**Alıştırma hedefi:** Aşağıdaki Mavi Marmara haberini tek harfini bile değiştirmeden baştan sona yeniden yaz.
╭─ Alıntı metin
İsrail ve AK Parti Hükümeti arasında imzalanan dostluk anlaşmasının yankıları sürüyor. Anlaşmayı AK Parti kanadı desteklerken, diğer kesimler ise eleştiri yağmuruna tuttu. 2010 yılında Mavi Marmara gemisiyle bölgeye giden ve İsrail tarafından yapılan saldırı sonucu gazi olan Mehmet Vural, yapılan anlaşmanın doğru olmadığını dile getirdi. Vural, "Hiç bir zaman İsrail'e hakkımızı helal etmedik. Ne İsrail'e ne İsrail'i sevenlere ne de İsrail'le anlaşanlara hakkımızı helal etmiyoruz." dedi.

Mavi Marmara gemisiyle 2010 yılında Gazze'ye yardım amaçlı giden gazi olan Mehmet Vural, AK Parti'nin İsrail'le yaptığı anlaşmayı değerlendirdi. Konuyla ilgili açıklamalarda bulunan Vural, ""Biz Gazze'den döndükten sonra bizim 3 önemli şartımız vardı. Birincisi 'Gazze ablukası kalkacak', yani ambargodan ziyade abluka kalkacak. Çünkü abluka çok farklı bir şey. Vefat eden, şehit edilen kardeşlerimizin tazminatları ödenecek. Bu tazminatlar emsal teşkil edecek. Bizim İsrail'le olan ilişkilerimiz de zayıflamış olacak. Ülke anlamında. Ama gelinen noktada dün bir mutabakat sağlandı. Bu mutabakatın muhteviyatına baktığımız zaman üzücü şeylerle karşılaşıyoruz. Belki kısa vadede kardaymış gibi görünebilir devletimiz ama uzun vadede İsrail gibi güvenliği itibarı olmayan bir toplumla bir hükümetle anlaşmak uzun vadede bize zarar getirir diye düşünüyorum. Bu mutabakatla beraber çok değişen bir şey yok. Çünkü Netanyahu'yu yakinen izliyoruz. Nethanyahu açıklama yaparken zafer kazanmış komutan edasıyla bir açıklama yaptı" dedi.
╰─
╭─ Veriler
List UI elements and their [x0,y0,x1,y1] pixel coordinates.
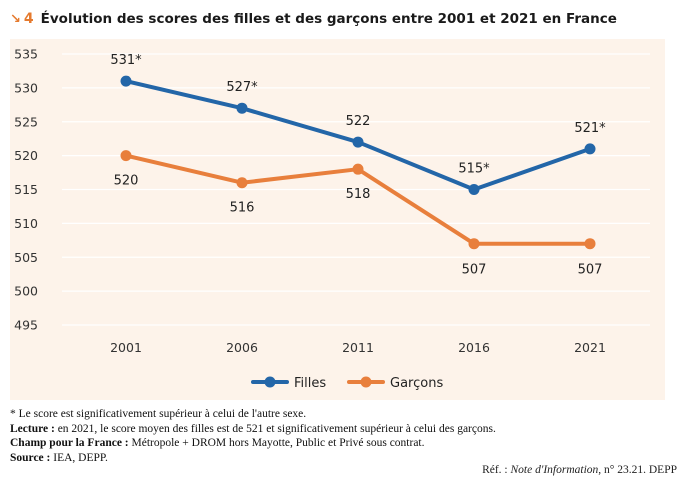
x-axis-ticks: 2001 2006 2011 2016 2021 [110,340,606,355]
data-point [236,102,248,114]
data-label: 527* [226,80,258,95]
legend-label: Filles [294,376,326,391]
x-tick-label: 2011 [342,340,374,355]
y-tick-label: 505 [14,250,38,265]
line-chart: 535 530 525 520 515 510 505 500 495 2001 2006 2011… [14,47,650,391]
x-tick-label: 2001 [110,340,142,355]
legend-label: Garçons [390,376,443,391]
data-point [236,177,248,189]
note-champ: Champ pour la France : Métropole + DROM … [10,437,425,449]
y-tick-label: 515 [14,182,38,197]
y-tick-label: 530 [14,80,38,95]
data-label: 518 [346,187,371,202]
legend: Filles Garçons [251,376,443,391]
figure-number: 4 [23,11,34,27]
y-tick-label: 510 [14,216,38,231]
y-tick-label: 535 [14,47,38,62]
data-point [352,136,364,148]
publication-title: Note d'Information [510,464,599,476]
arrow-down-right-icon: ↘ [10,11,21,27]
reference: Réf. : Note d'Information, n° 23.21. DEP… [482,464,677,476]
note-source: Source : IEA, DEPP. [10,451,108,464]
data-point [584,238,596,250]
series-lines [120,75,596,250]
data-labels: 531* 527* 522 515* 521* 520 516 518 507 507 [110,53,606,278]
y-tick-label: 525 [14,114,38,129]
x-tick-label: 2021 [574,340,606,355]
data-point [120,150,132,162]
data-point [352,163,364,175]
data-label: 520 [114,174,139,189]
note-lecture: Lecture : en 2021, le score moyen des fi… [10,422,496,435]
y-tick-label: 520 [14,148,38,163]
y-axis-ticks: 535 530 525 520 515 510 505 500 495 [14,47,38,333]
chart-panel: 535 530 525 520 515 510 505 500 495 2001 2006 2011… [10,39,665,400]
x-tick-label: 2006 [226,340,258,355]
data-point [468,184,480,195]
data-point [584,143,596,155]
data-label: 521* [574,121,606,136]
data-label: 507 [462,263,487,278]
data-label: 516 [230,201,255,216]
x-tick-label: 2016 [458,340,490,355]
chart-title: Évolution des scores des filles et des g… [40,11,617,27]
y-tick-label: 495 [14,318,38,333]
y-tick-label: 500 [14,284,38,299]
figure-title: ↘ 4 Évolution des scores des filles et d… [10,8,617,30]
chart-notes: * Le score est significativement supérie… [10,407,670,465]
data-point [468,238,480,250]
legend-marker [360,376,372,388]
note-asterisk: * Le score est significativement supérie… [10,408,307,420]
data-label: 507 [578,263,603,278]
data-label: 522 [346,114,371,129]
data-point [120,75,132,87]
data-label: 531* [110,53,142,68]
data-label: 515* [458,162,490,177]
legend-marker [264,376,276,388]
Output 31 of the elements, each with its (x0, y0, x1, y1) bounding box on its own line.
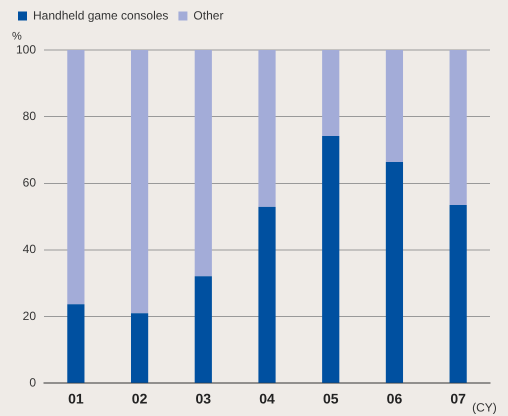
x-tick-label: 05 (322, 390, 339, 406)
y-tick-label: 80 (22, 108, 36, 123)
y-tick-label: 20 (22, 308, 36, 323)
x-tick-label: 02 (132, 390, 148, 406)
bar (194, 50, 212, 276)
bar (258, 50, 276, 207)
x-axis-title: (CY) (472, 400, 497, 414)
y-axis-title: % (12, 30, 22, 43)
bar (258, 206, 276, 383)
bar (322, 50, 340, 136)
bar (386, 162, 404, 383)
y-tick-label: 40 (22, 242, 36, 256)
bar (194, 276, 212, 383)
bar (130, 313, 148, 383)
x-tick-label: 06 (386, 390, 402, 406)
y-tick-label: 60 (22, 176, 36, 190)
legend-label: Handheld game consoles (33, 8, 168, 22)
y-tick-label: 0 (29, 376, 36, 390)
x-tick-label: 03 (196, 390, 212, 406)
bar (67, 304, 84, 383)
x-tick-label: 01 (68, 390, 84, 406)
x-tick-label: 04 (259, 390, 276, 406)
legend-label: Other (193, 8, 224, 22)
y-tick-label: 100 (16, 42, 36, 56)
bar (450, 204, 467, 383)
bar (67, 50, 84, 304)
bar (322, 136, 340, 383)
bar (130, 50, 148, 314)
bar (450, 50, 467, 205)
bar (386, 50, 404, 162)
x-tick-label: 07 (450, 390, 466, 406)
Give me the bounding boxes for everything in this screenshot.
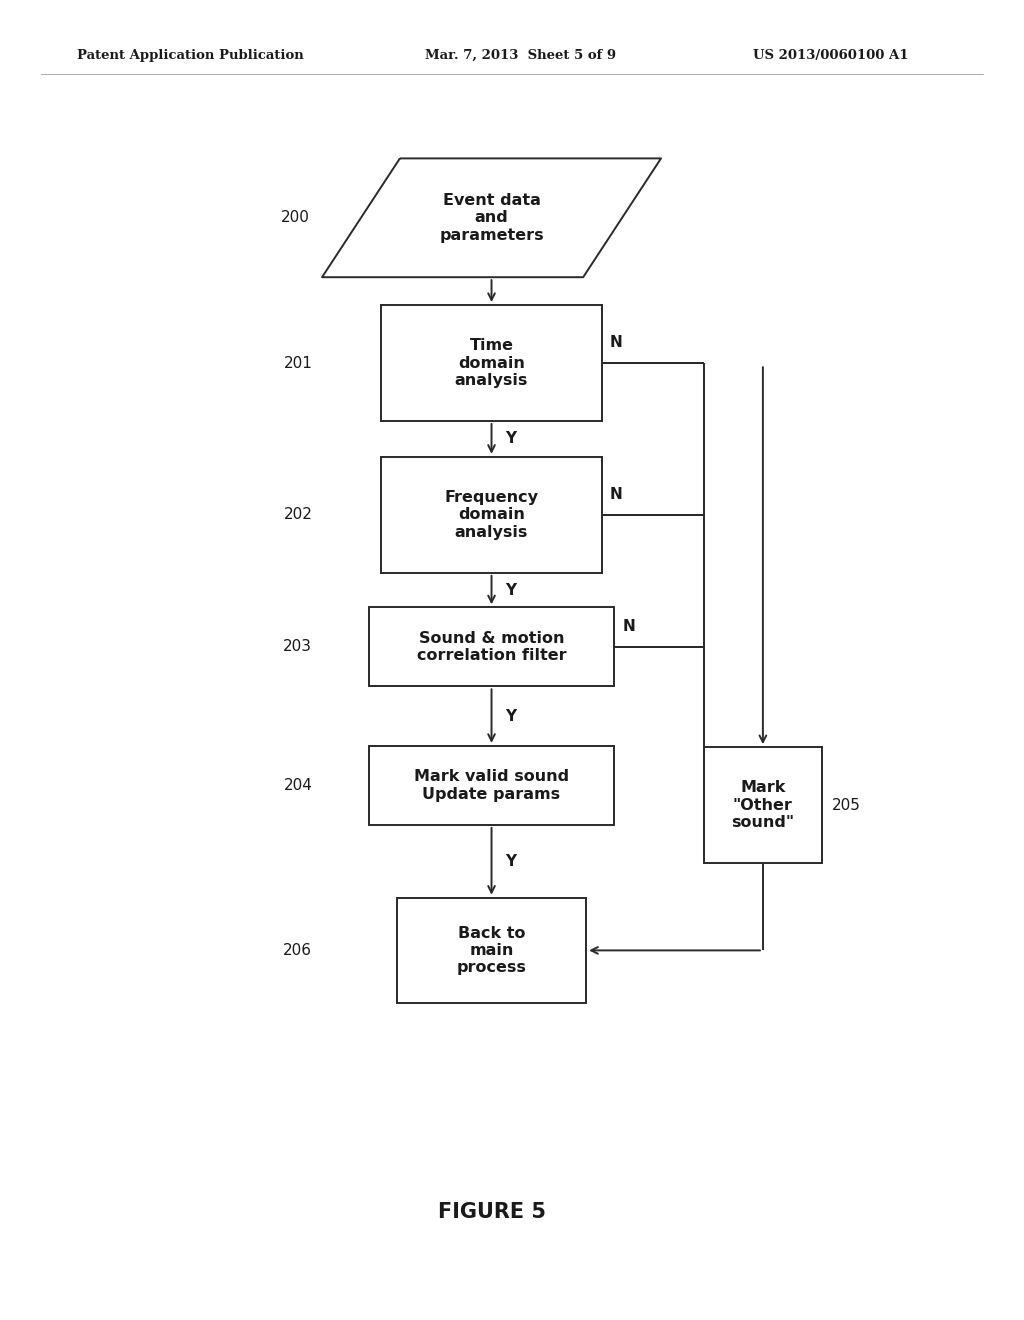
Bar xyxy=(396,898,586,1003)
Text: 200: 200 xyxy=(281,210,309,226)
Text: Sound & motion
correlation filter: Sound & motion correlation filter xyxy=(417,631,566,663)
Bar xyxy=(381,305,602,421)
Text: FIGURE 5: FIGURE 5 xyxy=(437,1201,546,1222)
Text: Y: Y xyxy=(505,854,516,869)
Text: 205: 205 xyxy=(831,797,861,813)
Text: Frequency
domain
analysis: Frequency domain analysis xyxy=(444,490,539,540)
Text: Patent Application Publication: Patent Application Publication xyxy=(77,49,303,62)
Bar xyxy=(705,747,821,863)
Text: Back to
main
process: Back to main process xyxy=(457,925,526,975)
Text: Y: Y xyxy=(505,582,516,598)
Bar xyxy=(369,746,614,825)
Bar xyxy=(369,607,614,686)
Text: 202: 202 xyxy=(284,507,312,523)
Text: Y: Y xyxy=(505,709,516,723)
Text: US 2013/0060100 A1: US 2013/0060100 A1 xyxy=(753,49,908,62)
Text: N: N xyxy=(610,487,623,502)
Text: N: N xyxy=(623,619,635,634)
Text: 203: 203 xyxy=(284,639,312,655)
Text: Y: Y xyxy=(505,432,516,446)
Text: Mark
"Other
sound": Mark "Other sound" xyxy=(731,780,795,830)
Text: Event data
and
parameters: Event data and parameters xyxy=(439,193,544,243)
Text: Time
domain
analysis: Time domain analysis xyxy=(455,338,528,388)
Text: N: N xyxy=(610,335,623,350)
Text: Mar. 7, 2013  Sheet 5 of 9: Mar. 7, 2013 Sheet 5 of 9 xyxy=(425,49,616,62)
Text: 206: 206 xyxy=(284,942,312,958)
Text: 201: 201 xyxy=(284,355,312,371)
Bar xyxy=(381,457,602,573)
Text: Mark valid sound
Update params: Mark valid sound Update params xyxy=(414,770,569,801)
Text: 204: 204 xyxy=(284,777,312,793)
╰─
╭─ Veriler
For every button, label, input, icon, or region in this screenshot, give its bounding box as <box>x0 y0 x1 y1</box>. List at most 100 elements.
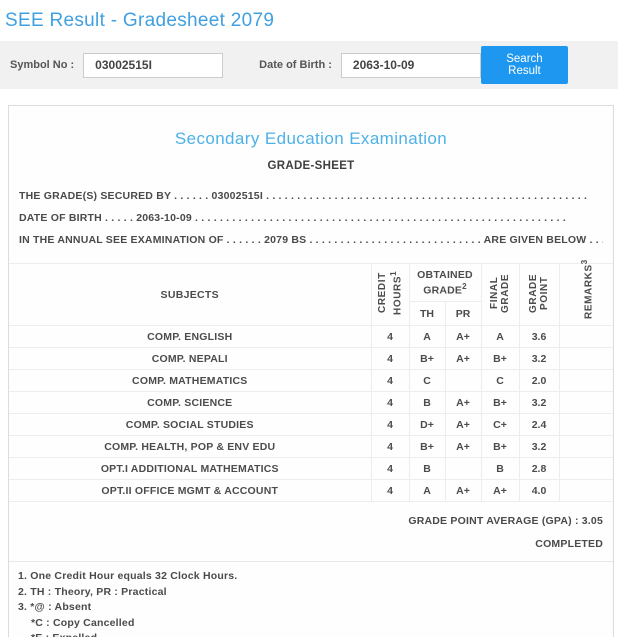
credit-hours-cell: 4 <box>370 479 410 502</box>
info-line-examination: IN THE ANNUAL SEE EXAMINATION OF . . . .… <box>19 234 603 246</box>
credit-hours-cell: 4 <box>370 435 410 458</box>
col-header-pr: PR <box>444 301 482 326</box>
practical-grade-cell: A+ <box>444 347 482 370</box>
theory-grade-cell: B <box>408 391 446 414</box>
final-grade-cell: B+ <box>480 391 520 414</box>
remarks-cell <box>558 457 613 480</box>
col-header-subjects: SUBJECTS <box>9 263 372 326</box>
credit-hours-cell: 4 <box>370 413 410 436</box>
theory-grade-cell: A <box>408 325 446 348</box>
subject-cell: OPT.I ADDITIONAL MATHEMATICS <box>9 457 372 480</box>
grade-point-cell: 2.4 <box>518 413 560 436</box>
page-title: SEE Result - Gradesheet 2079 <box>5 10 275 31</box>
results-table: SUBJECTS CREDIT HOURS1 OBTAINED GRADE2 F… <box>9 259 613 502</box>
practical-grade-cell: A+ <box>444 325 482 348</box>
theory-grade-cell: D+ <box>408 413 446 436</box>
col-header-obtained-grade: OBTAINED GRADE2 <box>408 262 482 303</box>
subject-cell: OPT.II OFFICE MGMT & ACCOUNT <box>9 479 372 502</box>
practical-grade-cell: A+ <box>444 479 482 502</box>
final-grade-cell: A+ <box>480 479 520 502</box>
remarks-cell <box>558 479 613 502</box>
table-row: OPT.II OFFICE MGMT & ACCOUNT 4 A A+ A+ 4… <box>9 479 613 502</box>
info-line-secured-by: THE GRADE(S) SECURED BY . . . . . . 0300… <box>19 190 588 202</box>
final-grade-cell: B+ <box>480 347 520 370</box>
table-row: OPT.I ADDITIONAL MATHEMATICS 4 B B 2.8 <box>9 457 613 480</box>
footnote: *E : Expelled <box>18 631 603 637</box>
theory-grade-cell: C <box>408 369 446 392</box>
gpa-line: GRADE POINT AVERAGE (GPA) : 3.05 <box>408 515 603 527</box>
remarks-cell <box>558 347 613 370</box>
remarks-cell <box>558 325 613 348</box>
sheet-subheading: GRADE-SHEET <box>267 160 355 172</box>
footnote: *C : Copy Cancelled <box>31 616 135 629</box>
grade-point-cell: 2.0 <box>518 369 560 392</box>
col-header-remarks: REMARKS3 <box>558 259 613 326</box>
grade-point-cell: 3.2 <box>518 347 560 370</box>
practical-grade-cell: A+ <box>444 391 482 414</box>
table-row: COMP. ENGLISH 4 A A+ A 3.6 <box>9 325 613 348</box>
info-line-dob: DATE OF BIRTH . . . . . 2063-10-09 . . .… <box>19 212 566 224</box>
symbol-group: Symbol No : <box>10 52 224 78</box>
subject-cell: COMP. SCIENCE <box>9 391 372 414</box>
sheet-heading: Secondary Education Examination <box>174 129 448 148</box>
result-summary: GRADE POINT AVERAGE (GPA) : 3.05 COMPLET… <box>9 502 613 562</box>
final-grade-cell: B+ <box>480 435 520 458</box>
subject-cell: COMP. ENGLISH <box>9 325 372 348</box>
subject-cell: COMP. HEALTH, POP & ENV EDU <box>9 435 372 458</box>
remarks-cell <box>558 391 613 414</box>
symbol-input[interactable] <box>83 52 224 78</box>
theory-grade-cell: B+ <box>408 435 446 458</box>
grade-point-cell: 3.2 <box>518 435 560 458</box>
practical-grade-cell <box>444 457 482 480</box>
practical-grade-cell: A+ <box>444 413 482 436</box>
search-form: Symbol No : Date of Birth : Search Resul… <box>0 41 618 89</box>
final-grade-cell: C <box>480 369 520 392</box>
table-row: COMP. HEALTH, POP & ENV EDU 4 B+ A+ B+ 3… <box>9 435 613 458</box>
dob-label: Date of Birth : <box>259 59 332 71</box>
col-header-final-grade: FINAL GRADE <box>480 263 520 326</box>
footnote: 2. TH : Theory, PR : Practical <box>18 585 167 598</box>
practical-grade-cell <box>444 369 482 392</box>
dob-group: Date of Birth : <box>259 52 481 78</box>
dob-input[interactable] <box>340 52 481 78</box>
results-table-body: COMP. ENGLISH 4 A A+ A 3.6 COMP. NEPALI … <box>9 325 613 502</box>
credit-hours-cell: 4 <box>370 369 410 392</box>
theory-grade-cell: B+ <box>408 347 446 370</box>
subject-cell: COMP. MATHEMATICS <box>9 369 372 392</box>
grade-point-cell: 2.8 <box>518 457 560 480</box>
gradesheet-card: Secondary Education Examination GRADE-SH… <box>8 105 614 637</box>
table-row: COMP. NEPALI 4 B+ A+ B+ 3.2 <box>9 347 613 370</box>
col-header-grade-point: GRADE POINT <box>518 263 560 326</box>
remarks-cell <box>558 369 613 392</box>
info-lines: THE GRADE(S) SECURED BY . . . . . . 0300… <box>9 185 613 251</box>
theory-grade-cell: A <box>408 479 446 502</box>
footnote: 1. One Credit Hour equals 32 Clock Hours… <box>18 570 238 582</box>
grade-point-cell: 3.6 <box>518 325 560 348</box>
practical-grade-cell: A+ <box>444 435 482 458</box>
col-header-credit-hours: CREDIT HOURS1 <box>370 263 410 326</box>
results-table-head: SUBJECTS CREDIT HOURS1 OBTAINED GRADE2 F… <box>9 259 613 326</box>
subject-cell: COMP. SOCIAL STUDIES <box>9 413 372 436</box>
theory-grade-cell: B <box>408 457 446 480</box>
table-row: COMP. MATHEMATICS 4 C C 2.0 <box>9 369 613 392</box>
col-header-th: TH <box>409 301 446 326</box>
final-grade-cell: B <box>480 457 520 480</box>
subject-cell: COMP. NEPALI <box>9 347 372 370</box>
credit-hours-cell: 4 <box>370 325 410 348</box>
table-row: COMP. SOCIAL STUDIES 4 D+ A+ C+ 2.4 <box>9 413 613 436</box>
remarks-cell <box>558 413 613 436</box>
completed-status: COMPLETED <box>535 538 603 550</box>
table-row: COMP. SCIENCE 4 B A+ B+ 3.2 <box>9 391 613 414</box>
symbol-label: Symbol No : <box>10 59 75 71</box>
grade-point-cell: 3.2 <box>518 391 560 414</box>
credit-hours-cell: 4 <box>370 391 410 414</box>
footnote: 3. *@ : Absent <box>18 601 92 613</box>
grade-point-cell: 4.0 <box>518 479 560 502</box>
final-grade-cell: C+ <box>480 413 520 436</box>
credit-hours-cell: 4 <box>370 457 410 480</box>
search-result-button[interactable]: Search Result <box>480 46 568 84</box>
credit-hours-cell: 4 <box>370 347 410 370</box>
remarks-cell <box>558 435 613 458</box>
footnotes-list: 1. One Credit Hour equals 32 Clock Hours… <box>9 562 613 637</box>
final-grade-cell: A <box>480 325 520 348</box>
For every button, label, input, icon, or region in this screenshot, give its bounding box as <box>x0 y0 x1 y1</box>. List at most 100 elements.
╰─
╭─ Veriler
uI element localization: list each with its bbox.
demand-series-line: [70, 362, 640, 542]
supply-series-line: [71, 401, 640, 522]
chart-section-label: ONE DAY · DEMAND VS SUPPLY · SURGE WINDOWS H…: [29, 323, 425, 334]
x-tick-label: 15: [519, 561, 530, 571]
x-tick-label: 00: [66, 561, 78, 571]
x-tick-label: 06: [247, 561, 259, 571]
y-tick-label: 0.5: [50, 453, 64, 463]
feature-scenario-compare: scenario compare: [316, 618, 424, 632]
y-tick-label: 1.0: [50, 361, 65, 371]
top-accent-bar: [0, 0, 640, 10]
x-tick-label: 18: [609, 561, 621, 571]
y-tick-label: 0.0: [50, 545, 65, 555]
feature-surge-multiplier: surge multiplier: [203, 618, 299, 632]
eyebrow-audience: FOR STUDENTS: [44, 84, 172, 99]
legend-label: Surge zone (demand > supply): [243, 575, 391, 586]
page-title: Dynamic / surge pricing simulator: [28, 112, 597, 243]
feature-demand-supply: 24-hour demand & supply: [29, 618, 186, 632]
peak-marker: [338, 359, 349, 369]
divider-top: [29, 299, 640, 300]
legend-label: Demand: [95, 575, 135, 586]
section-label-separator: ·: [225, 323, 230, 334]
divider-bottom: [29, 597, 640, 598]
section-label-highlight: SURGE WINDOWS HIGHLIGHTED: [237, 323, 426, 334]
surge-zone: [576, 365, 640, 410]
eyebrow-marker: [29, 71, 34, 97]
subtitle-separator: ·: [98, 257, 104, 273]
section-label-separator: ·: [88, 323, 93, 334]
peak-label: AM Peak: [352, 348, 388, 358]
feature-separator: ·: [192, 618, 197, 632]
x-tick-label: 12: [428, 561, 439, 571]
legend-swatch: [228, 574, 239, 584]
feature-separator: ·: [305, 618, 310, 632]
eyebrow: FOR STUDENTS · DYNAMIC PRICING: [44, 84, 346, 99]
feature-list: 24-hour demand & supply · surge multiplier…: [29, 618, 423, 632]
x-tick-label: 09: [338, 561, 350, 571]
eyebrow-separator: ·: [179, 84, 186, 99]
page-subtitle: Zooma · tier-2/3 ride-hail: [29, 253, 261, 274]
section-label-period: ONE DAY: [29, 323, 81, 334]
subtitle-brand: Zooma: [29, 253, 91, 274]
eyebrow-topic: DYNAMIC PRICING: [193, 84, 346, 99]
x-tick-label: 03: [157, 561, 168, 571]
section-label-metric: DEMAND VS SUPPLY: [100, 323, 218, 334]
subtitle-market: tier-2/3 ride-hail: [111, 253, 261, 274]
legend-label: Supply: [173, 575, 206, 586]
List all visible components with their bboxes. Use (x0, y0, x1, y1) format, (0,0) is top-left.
╰─
**Görev çıktısı:**
İsrail ve AK Parti Hükümeti arasında imzalanan dostluk anlaşmasının yankıları sürüyor. Anlaşmayı AK Parti kanadı desteklerken, diğer kesimler ise eleştiri yağmuruna tuttu. 2010 yılında Mavi Marmara gemisiyle bölgeye giden ve İsrail tarafından yapılan saldırı sonucu gazi olan Mehmet Vural, yapılan anlaşmanın doğru olmadığını dile getirdi. Vural, "Hiç bir zaman İsrail'e hakkımızı helal etmedik. Ne İsrail'e ne İsrail'i sevenlere ne de İsrail'le anlaşanlara hakkımızı helal etmiyoruz." dedi.

Mavi Marmara gemisiyle 2010 yılında Gazze'ye yardım amaçlı giden gazi olan Mehmet Vural, AK Parti'nin İsrail'le yaptığı anlaşmayı değerlendirdi. Konuyla ilgili açıklamalarda bulunan Vural, ""Biz Gazze'den döndükten sonra bizim 3 önemli şartımız vardı. Birincisi 'Gazze ablukası kalkacak', yani ambargodan ziyade abluka kalkacak. Çünkü abluka çok farklı bir şey. Vefat eden, şehit edilen kardeşlerimizin tazminatları ödenecek. Bu tazminatlar emsal teşkil edecek. Bizim İsrail'le olan ilişkilerimiz de zayıflamış olacak. Ülke anlamında. Ama gelinen noktada dün bir mutabakat sağlandı. Bu mutabakatın muhteviyatına baktığımız zaman üzücü şeylerle karşılaşıyoruz. Belki kısa vadede kardaymış gibi görünebilir devletimiz ama uzun vadede İsrail gibi güvenliği itibarı olmayan bir toplumla bir hükümetle anlaşmak uzun vadede bize zarar getirir diye düşünüyorum. Bu mutabakatla beraber çok değişen bir şey yok. Çünkü Netanyahu'yu yakinen izliyoruz. Nethanyahu açıklama yaparken zafer kazanmış komutan edasıyla bir açıklama yaptı" dedi.